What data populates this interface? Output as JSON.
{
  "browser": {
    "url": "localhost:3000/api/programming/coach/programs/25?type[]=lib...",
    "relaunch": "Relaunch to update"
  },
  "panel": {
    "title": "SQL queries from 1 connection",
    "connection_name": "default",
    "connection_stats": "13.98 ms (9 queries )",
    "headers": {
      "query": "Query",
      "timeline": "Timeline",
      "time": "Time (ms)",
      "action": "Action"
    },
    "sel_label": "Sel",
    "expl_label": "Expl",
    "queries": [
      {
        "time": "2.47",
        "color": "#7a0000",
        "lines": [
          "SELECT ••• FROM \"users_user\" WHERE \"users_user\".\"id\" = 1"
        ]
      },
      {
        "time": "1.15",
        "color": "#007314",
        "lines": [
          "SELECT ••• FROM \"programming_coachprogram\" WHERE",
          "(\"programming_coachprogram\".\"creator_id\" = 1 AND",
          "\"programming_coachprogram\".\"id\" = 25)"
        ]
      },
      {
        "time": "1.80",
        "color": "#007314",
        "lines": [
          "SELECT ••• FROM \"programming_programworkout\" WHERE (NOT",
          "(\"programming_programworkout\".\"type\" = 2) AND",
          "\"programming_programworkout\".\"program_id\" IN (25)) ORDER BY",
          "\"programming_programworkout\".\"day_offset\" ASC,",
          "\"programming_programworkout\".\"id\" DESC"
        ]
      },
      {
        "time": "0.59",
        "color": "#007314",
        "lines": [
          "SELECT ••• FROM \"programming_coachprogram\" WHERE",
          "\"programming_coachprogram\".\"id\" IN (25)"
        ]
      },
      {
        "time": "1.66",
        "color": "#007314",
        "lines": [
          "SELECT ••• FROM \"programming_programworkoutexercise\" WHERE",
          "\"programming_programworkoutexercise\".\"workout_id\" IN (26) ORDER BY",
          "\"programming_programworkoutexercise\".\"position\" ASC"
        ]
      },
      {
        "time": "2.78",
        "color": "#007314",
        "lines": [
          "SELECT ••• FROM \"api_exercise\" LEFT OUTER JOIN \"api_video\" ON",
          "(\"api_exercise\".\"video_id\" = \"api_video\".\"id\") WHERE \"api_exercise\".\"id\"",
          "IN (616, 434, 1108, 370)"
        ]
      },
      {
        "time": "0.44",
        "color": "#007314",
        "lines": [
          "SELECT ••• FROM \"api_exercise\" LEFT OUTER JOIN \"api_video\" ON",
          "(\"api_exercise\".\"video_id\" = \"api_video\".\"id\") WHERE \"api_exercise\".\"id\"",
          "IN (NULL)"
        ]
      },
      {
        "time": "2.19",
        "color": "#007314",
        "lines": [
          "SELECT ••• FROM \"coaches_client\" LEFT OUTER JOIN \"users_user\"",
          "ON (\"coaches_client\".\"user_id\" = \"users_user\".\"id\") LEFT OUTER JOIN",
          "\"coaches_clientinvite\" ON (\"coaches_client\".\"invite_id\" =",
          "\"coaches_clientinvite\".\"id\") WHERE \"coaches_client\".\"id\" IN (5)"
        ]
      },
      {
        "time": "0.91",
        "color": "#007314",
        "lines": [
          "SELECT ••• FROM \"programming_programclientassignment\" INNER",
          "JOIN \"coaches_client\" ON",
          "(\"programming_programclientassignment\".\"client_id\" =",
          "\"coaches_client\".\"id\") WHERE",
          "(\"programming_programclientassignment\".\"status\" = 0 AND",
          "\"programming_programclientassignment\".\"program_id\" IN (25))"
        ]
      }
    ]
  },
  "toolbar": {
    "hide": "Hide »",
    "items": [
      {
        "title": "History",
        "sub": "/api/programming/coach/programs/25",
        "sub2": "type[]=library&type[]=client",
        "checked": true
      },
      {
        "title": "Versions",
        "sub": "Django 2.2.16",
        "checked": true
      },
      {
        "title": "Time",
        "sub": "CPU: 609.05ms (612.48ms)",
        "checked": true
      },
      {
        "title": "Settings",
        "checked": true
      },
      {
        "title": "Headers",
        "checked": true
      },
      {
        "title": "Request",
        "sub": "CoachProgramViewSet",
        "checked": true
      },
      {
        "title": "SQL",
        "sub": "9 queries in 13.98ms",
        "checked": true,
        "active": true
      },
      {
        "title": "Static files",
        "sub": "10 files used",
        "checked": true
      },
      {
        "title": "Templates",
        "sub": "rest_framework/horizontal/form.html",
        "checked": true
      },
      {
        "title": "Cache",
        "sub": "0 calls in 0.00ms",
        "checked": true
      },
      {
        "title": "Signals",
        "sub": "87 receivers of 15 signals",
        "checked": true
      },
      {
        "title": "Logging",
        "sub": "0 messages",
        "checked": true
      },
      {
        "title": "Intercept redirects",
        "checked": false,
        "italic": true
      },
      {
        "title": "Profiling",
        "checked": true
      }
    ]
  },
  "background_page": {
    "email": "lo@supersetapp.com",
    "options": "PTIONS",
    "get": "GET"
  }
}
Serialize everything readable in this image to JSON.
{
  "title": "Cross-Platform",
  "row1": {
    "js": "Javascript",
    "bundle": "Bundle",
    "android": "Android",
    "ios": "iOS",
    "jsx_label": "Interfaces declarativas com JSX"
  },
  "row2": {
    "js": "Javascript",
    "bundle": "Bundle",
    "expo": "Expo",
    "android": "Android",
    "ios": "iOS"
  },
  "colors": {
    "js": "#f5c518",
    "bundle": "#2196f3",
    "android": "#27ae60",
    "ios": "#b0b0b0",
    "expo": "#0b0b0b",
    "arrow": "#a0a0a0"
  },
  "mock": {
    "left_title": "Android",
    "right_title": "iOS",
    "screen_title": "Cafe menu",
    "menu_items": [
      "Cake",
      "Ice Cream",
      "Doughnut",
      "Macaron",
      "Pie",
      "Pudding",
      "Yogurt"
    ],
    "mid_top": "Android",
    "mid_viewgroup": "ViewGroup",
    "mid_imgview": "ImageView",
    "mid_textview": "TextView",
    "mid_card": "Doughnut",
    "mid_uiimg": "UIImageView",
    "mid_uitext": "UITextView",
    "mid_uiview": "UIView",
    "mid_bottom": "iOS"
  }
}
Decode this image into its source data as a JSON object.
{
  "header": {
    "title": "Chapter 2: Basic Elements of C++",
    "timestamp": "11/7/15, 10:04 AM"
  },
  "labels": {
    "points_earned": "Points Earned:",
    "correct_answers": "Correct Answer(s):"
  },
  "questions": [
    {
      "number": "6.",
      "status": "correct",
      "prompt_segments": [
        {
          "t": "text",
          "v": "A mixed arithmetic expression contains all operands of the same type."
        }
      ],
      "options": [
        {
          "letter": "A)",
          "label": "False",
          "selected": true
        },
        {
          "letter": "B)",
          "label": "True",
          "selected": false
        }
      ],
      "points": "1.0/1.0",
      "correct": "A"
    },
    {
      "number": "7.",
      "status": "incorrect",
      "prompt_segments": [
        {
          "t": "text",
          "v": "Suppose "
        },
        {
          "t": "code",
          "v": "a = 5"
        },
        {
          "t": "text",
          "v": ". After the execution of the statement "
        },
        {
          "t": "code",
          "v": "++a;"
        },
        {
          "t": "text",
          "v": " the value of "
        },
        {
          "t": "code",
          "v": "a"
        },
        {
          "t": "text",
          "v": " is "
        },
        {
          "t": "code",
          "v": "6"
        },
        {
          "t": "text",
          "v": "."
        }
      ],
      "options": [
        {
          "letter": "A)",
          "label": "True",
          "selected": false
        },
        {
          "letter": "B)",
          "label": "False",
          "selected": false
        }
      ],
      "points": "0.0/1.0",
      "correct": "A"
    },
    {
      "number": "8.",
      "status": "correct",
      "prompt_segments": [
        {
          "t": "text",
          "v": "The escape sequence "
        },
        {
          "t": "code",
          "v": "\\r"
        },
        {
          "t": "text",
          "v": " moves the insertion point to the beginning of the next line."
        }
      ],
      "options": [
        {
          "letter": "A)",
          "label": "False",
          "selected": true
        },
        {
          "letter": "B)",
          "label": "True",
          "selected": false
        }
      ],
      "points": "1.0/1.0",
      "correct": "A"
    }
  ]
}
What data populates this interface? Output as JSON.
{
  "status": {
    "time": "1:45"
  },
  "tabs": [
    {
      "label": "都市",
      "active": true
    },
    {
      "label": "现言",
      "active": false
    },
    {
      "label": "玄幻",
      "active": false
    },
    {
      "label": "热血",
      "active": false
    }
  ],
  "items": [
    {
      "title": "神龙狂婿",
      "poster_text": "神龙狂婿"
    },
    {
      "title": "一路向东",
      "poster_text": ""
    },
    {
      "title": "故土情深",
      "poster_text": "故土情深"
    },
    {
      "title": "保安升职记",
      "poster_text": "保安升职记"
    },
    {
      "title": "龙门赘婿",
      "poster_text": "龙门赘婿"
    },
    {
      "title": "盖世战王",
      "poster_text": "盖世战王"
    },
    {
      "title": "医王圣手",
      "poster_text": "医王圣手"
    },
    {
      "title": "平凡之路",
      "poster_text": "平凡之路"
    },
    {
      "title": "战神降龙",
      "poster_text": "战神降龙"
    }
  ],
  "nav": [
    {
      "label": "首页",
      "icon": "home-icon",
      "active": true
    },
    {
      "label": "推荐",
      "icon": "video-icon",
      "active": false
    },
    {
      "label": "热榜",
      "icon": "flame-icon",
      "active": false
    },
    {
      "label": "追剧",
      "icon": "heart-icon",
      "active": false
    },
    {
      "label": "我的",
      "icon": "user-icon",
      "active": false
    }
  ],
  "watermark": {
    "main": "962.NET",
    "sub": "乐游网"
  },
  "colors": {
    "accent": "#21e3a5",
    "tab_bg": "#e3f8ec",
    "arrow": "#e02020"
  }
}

Problem to work on:
Every line in the data that holds "this" should be copied out.

Task result:
What data populates this interface? Output as JSON.
Serialize everything readable in this image to JSON.
Decode this image into its source data as a JSON object.
What data populates this interface? Output as JSON.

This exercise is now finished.